Instruction
Gather all lines from the material that contain the word "какъ".

Recorded data
########

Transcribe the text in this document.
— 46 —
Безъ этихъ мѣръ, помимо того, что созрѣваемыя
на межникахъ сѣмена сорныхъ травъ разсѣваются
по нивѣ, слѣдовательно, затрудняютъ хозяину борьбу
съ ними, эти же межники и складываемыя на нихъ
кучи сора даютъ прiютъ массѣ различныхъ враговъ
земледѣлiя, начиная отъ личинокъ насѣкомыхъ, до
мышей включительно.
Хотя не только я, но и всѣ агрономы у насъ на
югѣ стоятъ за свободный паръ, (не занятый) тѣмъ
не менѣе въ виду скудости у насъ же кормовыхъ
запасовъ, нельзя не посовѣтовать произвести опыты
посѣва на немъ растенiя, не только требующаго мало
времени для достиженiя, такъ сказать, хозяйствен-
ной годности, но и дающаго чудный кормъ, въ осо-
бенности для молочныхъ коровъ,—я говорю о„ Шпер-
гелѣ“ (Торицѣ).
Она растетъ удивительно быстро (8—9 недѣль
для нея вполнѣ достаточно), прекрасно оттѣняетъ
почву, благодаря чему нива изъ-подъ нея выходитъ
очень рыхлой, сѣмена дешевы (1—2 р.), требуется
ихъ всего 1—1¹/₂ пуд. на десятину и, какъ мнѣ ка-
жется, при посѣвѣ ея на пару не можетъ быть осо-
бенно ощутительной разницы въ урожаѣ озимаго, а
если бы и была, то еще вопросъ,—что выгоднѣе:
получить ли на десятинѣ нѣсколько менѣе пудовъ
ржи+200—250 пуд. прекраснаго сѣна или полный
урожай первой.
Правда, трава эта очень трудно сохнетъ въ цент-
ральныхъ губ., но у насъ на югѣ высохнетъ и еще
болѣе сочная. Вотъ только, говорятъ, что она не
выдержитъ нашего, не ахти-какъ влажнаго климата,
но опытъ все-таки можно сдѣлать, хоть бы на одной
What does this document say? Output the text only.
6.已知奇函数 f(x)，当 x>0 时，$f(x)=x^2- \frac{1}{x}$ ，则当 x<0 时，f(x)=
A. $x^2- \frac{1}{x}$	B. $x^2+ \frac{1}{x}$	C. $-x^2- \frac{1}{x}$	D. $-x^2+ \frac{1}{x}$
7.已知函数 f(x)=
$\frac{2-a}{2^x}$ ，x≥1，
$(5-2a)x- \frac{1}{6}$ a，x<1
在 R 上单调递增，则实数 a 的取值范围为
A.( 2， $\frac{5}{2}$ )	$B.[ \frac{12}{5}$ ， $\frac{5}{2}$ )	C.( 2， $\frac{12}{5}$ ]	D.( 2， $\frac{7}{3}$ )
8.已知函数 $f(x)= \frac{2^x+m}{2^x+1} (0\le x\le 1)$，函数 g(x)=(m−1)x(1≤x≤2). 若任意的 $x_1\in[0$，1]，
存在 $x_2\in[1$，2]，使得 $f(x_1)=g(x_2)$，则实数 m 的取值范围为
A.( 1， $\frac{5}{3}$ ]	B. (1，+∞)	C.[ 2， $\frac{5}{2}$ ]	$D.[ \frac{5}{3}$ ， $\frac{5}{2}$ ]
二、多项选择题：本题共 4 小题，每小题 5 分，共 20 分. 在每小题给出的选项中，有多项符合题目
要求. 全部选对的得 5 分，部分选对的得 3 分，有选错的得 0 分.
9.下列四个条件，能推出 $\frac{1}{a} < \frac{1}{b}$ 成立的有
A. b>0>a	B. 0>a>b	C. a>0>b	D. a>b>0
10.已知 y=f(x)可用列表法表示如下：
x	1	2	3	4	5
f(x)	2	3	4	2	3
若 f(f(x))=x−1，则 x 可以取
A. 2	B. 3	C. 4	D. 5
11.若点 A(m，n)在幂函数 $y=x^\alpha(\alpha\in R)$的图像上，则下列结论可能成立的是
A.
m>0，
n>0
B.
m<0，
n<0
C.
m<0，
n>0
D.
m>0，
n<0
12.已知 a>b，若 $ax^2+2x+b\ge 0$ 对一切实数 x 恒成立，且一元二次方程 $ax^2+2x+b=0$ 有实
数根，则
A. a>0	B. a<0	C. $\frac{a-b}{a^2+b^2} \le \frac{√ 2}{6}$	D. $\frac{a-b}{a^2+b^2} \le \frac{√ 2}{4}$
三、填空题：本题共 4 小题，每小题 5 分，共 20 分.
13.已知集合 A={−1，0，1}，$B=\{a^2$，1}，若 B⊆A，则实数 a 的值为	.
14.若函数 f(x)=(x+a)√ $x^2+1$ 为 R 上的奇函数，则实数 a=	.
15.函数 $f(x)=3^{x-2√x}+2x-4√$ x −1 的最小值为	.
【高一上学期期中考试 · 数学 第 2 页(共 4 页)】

########

The answer
ихъ всего 1—1¹/₂ пуд. на десятину и, какъ мнѣ ка-
выдержитъ нашего, не ахти-какъ влажнаго климата,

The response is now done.